#### Set task
Please copy the lines below without any changes, from the first one through the line with "star-rating-hand-icon (504, 456, 564, 523)", including both of these lines and nothing after them.

#### Extracted material
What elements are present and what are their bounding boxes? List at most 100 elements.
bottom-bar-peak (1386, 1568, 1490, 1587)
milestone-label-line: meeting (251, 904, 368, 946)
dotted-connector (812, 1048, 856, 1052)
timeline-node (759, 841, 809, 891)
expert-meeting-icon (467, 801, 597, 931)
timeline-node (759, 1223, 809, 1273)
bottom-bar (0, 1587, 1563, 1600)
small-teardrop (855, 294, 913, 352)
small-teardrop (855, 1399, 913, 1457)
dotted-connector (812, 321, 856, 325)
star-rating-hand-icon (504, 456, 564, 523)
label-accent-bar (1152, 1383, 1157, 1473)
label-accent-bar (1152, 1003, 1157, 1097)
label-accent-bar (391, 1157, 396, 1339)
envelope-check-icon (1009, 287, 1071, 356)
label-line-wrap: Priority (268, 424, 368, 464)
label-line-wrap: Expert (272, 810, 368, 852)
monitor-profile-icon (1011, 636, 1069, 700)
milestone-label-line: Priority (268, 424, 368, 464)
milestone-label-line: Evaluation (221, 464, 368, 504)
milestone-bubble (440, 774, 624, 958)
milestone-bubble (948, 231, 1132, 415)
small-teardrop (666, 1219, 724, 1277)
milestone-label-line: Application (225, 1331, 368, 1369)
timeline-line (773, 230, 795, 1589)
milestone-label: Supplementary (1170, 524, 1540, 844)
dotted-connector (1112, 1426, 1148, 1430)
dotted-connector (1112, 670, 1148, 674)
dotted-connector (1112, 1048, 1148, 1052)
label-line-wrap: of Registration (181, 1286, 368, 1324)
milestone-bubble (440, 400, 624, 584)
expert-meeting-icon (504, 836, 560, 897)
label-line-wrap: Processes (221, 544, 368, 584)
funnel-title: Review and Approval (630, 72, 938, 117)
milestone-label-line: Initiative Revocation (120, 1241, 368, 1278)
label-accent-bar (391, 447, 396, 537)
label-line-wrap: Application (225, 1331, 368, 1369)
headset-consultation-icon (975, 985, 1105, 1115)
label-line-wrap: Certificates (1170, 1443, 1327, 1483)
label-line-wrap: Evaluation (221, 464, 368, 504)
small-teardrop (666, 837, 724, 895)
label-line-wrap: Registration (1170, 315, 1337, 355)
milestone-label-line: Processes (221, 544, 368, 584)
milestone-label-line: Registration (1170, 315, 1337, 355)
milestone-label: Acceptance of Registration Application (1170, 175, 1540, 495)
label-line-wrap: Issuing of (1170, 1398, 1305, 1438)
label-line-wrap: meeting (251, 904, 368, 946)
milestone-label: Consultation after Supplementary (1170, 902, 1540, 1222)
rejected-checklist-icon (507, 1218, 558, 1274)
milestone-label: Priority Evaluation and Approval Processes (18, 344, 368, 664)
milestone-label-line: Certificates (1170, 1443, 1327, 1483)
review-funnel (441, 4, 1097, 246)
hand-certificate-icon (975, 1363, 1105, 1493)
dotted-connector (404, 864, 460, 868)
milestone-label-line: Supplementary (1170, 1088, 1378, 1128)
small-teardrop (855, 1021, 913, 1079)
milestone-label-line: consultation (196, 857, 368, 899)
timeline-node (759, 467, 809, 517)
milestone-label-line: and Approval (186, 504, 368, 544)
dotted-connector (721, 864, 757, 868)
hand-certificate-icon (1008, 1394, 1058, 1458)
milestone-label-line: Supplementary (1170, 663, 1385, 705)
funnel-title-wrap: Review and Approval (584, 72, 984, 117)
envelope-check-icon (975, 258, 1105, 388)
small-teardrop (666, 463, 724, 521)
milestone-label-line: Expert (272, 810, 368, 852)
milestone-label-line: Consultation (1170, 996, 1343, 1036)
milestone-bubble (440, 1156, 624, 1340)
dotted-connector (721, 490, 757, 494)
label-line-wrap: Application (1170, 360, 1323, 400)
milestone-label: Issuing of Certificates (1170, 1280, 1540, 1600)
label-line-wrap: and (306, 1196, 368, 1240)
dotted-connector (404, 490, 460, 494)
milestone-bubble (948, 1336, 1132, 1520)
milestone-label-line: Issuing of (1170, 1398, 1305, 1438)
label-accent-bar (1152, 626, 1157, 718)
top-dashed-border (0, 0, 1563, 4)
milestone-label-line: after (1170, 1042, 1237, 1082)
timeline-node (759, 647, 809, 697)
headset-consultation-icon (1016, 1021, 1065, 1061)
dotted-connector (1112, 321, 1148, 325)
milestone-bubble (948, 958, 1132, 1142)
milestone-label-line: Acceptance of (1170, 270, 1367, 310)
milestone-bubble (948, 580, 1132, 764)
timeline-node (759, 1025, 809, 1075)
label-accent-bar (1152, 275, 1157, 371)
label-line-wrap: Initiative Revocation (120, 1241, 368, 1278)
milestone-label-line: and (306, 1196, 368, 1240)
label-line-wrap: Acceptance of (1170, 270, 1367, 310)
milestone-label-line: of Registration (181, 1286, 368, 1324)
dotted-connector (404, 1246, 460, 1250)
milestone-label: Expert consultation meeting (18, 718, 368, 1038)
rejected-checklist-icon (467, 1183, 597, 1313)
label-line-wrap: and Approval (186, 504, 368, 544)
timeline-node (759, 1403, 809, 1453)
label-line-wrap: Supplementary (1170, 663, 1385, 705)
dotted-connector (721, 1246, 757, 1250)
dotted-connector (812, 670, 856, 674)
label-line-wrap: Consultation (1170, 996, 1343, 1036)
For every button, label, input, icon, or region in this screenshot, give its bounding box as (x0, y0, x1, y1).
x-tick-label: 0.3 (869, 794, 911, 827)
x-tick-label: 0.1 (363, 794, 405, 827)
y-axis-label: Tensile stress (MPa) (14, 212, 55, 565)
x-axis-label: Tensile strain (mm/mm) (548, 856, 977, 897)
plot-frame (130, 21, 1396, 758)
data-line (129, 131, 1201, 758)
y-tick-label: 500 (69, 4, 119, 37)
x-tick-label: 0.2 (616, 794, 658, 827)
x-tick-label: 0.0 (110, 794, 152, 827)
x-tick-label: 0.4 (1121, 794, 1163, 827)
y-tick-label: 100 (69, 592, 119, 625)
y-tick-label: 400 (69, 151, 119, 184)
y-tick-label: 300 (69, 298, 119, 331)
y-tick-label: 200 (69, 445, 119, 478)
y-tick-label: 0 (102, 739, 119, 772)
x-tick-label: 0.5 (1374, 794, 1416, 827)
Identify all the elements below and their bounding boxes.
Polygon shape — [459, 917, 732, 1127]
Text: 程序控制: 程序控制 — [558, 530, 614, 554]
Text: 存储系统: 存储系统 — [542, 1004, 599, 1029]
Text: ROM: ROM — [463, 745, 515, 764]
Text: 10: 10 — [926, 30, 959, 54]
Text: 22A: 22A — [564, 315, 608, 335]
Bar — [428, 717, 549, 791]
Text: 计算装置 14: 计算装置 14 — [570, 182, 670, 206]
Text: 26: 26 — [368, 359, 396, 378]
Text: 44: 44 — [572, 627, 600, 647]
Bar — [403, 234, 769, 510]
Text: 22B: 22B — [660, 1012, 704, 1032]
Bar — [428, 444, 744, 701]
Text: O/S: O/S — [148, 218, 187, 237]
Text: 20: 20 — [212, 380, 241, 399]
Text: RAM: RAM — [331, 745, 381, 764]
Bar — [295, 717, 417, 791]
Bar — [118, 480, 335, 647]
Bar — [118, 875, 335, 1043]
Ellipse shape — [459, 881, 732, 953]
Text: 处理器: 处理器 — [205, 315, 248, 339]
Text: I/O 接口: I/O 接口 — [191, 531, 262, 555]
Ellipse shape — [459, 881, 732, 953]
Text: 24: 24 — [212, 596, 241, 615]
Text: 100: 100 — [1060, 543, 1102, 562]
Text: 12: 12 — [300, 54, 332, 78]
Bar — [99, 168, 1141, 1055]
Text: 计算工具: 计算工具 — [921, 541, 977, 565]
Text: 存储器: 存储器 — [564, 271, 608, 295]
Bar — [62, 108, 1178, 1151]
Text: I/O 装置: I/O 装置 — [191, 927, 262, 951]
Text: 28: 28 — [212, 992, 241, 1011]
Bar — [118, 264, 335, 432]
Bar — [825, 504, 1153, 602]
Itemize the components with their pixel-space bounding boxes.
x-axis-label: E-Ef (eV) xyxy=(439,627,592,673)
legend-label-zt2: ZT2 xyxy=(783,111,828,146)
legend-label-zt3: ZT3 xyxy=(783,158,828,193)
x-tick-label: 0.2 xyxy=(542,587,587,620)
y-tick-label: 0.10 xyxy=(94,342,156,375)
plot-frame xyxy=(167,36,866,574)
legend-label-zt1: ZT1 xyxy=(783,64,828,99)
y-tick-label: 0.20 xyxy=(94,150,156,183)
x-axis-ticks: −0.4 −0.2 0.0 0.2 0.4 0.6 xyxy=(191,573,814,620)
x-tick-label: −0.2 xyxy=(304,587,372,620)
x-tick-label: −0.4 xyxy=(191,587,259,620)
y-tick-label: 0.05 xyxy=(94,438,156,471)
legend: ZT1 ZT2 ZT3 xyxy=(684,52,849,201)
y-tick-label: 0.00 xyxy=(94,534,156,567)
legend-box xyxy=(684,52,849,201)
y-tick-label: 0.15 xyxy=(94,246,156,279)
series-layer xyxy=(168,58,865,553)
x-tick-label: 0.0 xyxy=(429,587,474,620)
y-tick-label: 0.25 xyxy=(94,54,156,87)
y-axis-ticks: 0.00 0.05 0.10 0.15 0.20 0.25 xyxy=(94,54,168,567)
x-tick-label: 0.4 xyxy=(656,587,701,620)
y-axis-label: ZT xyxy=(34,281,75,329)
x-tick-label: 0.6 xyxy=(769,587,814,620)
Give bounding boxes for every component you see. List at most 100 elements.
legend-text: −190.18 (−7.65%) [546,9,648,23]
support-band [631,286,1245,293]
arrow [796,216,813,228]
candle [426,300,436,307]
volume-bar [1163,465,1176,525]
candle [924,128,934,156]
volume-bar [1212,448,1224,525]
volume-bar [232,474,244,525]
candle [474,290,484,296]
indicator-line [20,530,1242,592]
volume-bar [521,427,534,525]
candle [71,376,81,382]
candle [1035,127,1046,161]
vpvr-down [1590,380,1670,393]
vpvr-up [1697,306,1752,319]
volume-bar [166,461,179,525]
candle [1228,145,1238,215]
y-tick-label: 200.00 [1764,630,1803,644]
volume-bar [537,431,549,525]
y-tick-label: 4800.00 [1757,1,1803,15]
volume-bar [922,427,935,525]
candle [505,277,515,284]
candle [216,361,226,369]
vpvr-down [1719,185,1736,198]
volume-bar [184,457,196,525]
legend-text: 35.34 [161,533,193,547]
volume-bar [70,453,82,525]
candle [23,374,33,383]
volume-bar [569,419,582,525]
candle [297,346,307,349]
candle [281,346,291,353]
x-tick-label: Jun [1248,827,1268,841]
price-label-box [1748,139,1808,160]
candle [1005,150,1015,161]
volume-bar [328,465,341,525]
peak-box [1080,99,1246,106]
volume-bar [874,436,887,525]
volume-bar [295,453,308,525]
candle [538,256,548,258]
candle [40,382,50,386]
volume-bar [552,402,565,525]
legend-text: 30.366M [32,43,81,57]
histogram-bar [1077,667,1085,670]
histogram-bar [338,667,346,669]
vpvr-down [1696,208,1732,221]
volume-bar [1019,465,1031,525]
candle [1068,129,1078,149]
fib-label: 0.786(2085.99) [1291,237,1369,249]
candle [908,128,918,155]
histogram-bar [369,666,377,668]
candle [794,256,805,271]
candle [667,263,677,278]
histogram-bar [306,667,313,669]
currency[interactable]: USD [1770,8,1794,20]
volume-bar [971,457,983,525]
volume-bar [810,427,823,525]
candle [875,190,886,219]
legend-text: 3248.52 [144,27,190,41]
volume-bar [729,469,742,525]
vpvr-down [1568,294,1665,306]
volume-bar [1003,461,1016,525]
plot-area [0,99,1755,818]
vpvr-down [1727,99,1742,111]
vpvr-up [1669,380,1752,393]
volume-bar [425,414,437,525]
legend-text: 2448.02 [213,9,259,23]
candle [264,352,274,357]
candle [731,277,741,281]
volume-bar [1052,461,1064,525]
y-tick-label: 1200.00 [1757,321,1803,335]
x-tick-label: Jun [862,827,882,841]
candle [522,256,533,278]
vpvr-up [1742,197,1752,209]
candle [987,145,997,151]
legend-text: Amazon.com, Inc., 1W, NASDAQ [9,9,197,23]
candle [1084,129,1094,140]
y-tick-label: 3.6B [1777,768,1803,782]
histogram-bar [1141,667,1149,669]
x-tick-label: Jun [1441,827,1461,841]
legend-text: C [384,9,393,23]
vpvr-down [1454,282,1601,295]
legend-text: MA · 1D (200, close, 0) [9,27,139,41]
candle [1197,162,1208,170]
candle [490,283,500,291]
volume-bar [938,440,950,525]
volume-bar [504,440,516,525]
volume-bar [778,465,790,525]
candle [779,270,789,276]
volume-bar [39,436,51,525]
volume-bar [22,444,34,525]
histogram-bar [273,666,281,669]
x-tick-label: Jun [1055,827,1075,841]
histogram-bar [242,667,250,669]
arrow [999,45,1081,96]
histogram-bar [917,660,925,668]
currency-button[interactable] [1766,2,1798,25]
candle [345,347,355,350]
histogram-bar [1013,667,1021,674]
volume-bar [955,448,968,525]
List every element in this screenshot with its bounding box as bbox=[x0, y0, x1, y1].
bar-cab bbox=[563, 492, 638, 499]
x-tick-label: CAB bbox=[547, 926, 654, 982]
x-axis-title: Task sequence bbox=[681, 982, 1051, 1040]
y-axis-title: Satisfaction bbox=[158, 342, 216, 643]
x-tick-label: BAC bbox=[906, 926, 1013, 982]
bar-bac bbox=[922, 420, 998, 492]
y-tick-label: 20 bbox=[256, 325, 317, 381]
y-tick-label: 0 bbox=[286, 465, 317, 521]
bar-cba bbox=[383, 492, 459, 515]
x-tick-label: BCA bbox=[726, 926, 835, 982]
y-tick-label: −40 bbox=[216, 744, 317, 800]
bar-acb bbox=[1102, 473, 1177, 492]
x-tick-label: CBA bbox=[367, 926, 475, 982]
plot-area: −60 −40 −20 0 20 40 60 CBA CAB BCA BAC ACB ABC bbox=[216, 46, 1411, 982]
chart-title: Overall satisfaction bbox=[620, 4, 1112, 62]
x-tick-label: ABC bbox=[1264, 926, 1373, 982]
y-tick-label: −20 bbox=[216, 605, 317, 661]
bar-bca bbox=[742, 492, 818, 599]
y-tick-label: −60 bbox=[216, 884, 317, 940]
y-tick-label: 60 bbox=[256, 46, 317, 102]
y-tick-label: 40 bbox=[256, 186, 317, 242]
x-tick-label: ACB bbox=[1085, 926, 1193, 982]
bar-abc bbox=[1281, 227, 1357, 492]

#### Exercise solution
What elements are present and what are their bounding boxes? List at most 100 elements.
bottom-bar-peak (1386, 1568, 1490, 1587)
milestone-label-line: meeting (251, 904, 368, 946)
dotted-connector (812, 1048, 856, 1052)
timeline-node (759, 841, 809, 891)
expert-meeting-icon (467, 801, 597, 931)
timeline-node (759, 1223, 809, 1273)
bottom-bar (0, 1587, 1563, 1600)
small-teardrop (855, 294, 913, 352)
small-teardrop (855, 1399, 913, 1457)
dotted-connector (812, 321, 856, 325)
star-rating-hand-icon (504, 456, 564, 523)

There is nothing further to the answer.